* BEGIN RECORDS SHOWN *

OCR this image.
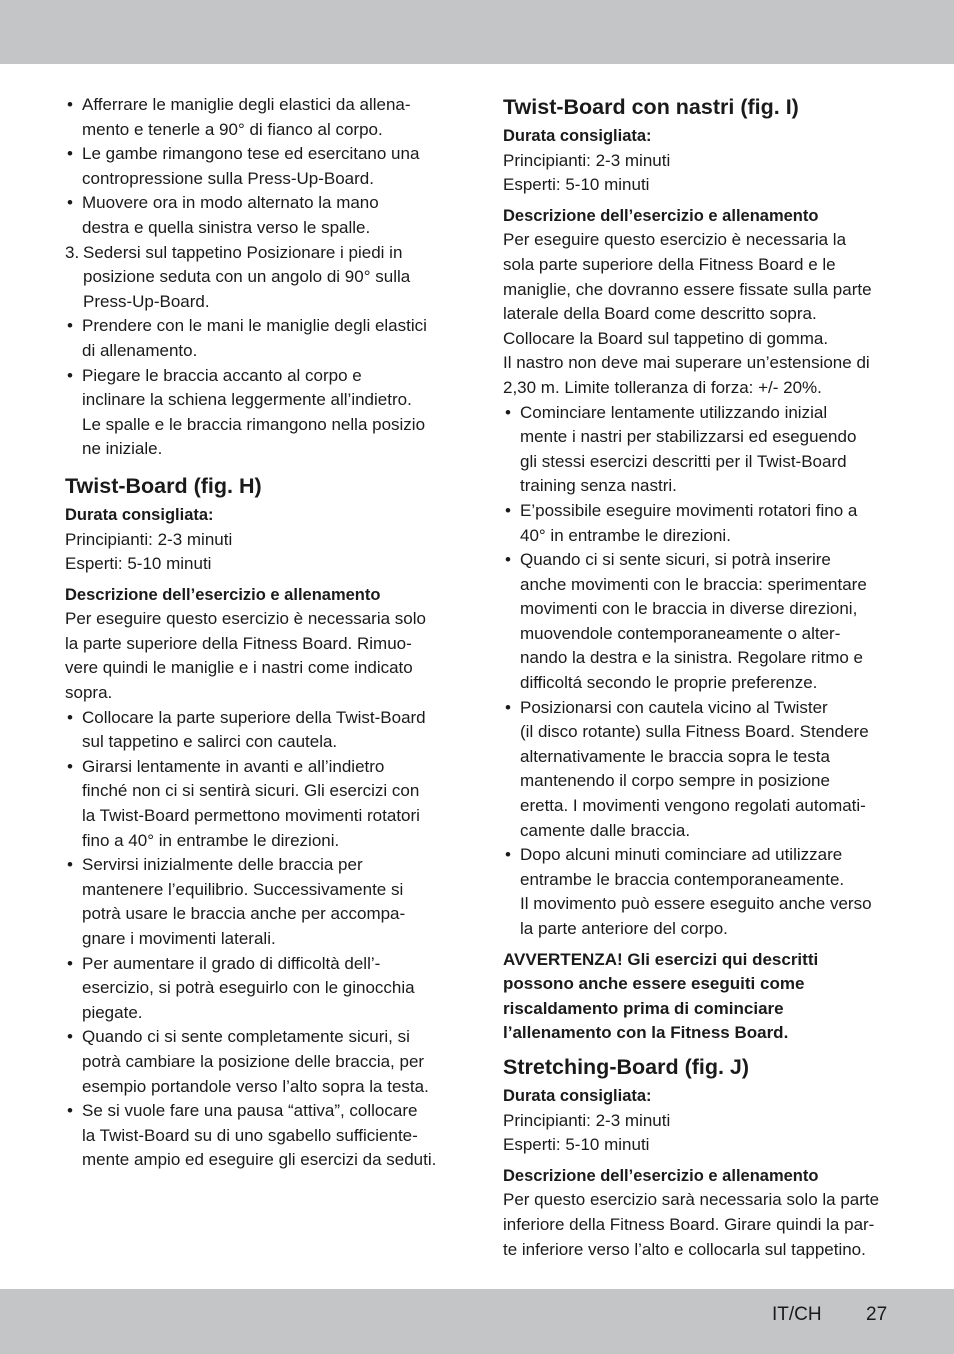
• Afferrare le maniglie degli elastici da allena-
mento e tenerle a 90° di fianco al corpo.
• Le gambe rimangono tese ed esercitano una
contropressione sulla Press-Up-Board.
• Muovere ora in modo alternato la mano
destra e quella sinistra verso le spalle.
3. Sedersi sul tappetino Posizionare i piedi in
posizione seduta con un angolo di 90° sulla
Press-Up-Board.
• Prendere con le mani le maniglie degli elastici
di allenamento.
• Piegare le braccia accanto al corpo e
inclinare la schiena leggermente all’indietro.
Le spalle e le braccia rimangono nella posizio
ne iniziale.
Twist-Board (fig. H)
Durata consigliata:
Principianti: 2-3 minuti
Esperti: 5-10 minuti
Descrizione dell’esercizio e allenamento
Per eseguire questo esercizio è necessaria solo
la parte superiore della Fitness Board. Rimuo-
vere quindi le maniglie e i nastri come indicato
sopra.
• Collocare la parte superiore della Twist-Board
sul tappetino e salirci con cautela.
• Girarsi lentamente in avanti e all’indietro
finché non ci si sentirà sicuri. Gli esercizi con
la Twist-Board permettono movimenti rotatori
fino a 40° in entrambe le direzioni.
• Servirsi inizialmente delle braccia per
mantenere l’equilibrio. Successivamente si
potrà usare le braccia anche per accompa-
gnare i movimenti laterali.
• Per aumentare il grado di difficoltà dell’-
esercizio, si potrà eseguirlo con le ginocchia
piegate.
• Quando ci si sente completamente sicuri, si
potrà cambiare la posizione delle braccia, per
esempio portandole verso l’alto sopra la testa.
• Se si vuole fare una pausa “attiva”, collocare
la Twist-Board su di uno sgabello sufficiente-
mente ampio ed eseguire gli esercizi da seduti.
Twist-Board con nastri (fig. I)
Durata consigliata:
Principianti: 2-3 minuti
Esperti: 5-10 minuti
Descrizione dell’esercizio e allenamento
Per eseguire questo esercizio è necessaria la
sola parte superiore della Fitness Board e le
maniglie, che dovranno essere fissate sulla parte
laterale della Board come descritto sopra.
Collocare la Board sul tappetino di gomma.
Il nastro non deve mai superare un’estensione di
2,30 m. Limite tolleranza di forza: +/- 20%.
• Cominciare lentamente utilizzando inizial
mente i nastri per stabilizzarsi ed eseguendo
gli stessi esercizi descritti per il Twist-Board
training senza nastri.
• E’possibile eseguire movimenti rotatori fino a
40° in entrambe le direzioni.
• Quando ci si sente sicuri, si potrà inserire
anche movimenti con le braccia: sperimentare
movimenti con le braccia in diverse direzioni,
muovendole contemporaneamente o alter-
nando la destra e la sinistra. Regolare ritmo e
difficoltá secondo le proprie preferenze.
• Posizionarsi con cautela vicino al Twister
(il disco rotante) sulla Fitness Board. Stendere
alternativamente le braccia sopra le testa
mantenendo il corpo sempre in posizione
eretta. I movimenti vengono regolati automati-
camente dalle braccia.
• Dopo alcuni minuti cominciare ad utilizzare
entrambe le braccia contemporaneamente.
Il movimento può essere eseguito anche verso
la parte anteriore del corpo.
AVVERTENZA! Gli esercizi qui descritti
possono anche essere eseguiti come
riscaldamento prima di cominciare
l’allenamento con la Fitness Board.
Stretching-Board (fig. J)
Durata consigliata:
Principianti: 2-3 minuti
Esperti: 5-10 minuti
Descrizione dell’esercizio e allenamento
Per questo esercizio sarà necessaria solo la parte
inferiore della Fitness Board. Girare quindi la par-
te inferiore verso l’alto e collocarla sul tappetino.
IT/CH 27
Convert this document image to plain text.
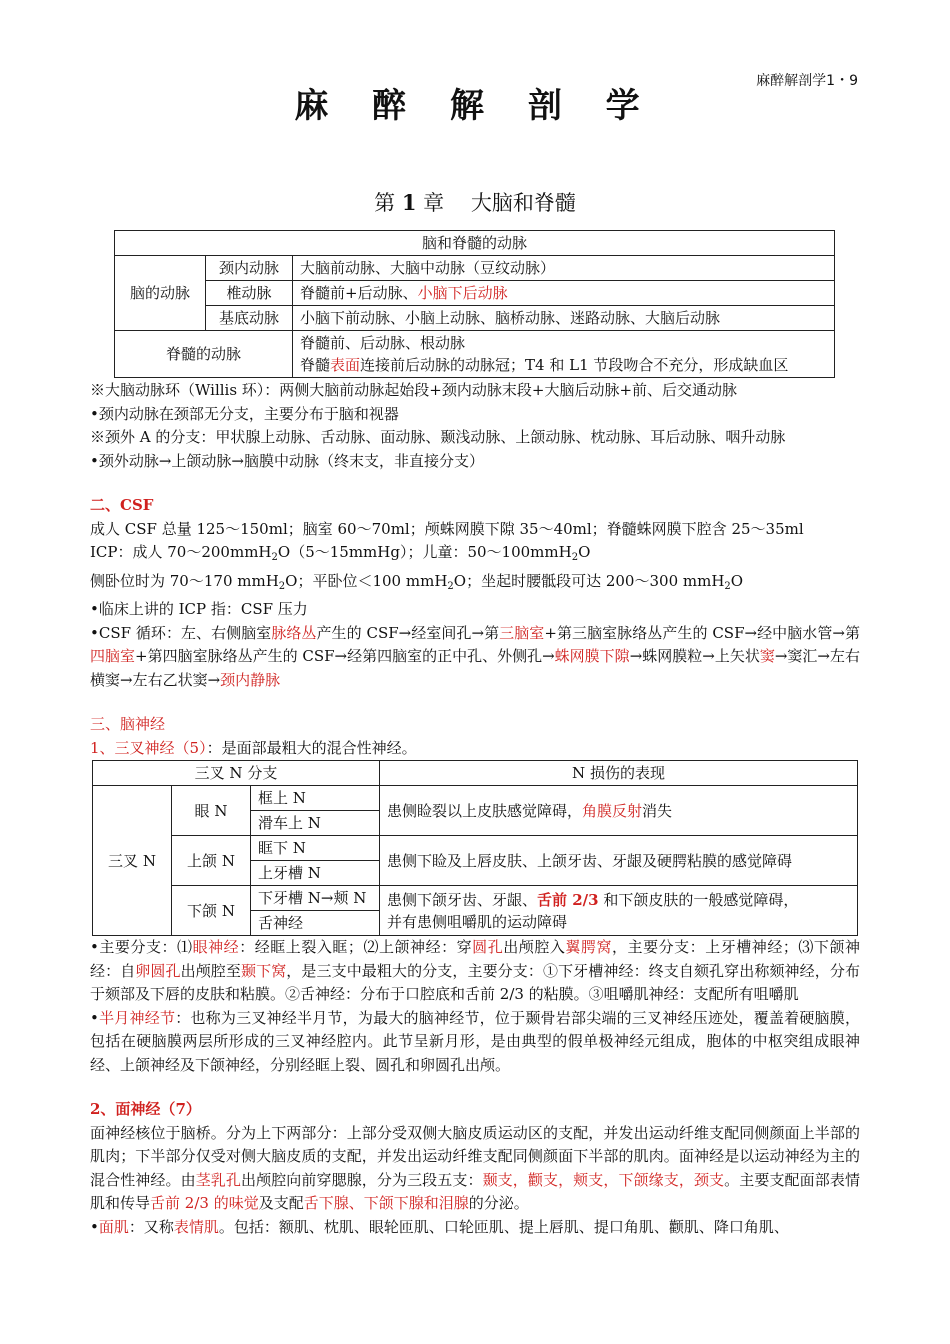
麻醉解剖学1・9
麻 醉 解 剖 学
第 1 章 大脑和脊髓
脑和脊髓的动脉		
脑的动脉	颈内动脉	大脑前动脉、大脑中动脉（豆纹动脉）
	椎动脉	脊髓前+后动脉、小脑下后动脉
	基底动脉	小脑下前动脉、小脑上动脉、脑桥动脉、迷路动脉、大脑后动脉
脊髓的动脉		脊髓前、后动脉、根动脉
脊髓表面连接前后动脉的动脉冠；T4 和 L1 节段吻合不充分，形成缺血区

※大脑动脉环（Willis 环）：两侧大脑前动脉起始段+颈内动脉末段+大脑后动脉+前、后交通动脉

•颈内动脉在颈部无分支，主要分布于脑和视器

※颈外 A 的分支：甲状腺上动脉、舌动脉、面动脉、颞浅动脉、上颌动脉、枕动脉、耳后动脉、咽升动脉

•颈外动脉→上颌动脉→脑膜中动脉（终末支，非直接分支）

二、CSF

成人 CSF 总量 125～150ml；脑室 60～70ml；颅蛛网膜下隙 35～40ml；脊髓蛛网膜下腔含 25～35ml

ICP：成人 70～200mmH$_2$O（5～15mmHg）；儿童：50～100mmH$_2$O

侧卧位时为 70～170 mmH$_2$O；平卧位＜100 mmH$_2$O；坐起时腰骶段可达 200～300 mmH$_2$O

•临床上讲的 ICP 指：CSF 压力

•CSF 循环：左、右侧脑室脉络丛产生的 CSF→经室间孔→第三脑室+第三脑室脉络丛产生的 CSF→经中脑水管→第四脑室+第四脑室脉络丛产生的 CSF→经第四脑室的正中孔、外侧孔→蛛网膜下隙→蛛网膜粒→上矢状窦→窦汇→左右横窦→左右乙状窦→颈内静脉

三、脑神经

1、三叉神经（5）：是面部最粗大的混合性神经。

三叉 N 分支			N 损伤的表现
三叉 N	眼 N	框上 N	患侧睑裂以上皮肤感觉障碍，角膜反射消失
		滑车上 N	
	上颌 N	眶下 N	患侧下睑及上唇皮肤、上颌牙齿、牙龈及硬腭粘膜的感觉障碍
		上牙槽 N	
	下颌 N	下牙槽 N→颊 N	患侧下颌牙齿、牙龈、舌前 2/3 和下颌皮肤的一般感觉障碍，
并有患侧咀嚼肌的运动障碍

		舌神经	

•主要分支：⑴眼神经：经眶上裂入眶；⑵上颌神经：穿圆孔出颅腔入翼腭窝，主要分支：上牙槽神经；⑶下颌神经：自卵圆孔出颅腔至颞下窝，是三支中最粗大的分支，主要分支：①下牙槽神经：终支自颏孔穿出称颏神经，分布于颏部及下唇的皮肤和粘膜。②舌神经：分布于口腔底和舌前 2/3 的粘膜。③咀嚼肌神经：支配所有咀嚼肌

•半月神经节：也称为三叉神经半月节，为最大的脑神经节，位于颞骨岩部尖端的三叉神经压迹处，覆盖着硬脑膜，包括在硬脑膜两层所形成的三叉神经腔内。此节呈新月形，是由典型的假单极神经元组成，胞体的中枢突组成眼神经、上颌神经及下颌神经，分别经眶上裂、圆孔和卵圆孔出颅。

2、面神经（7）

面神经核位于脑桥。分为上下两部分：上部分受双侧大脑皮质运动区的支配，并发出运动纤维支配同侧颜面上半部的肌肉；下半部分仅受对侧大脑皮质的支配，并发出运动纤维支配同侧颜面下半部的肌肉。面神经是以运动神经为主的混合性神经。由茎乳孔出颅腔向前穿腮腺，分为三段五支：颞支，颧支，颊支，下颌缘支，颈支。主要支配面部表情肌和传导舌前 2/3 的味觉及支配舌下腺、下颌下腺和泪腺的分泌。

•面肌：又称表情肌。包括：额肌、枕肌、眼轮匝肌、口轮匝肌、提上唇肌、提口角肌、颧肌、降口角肌、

* END RECORDS SHOWN *

Tally up the lines in the records that contain the word "上颌动脉" and give only the total.

> [RESPONSE TO THE TASK]: 2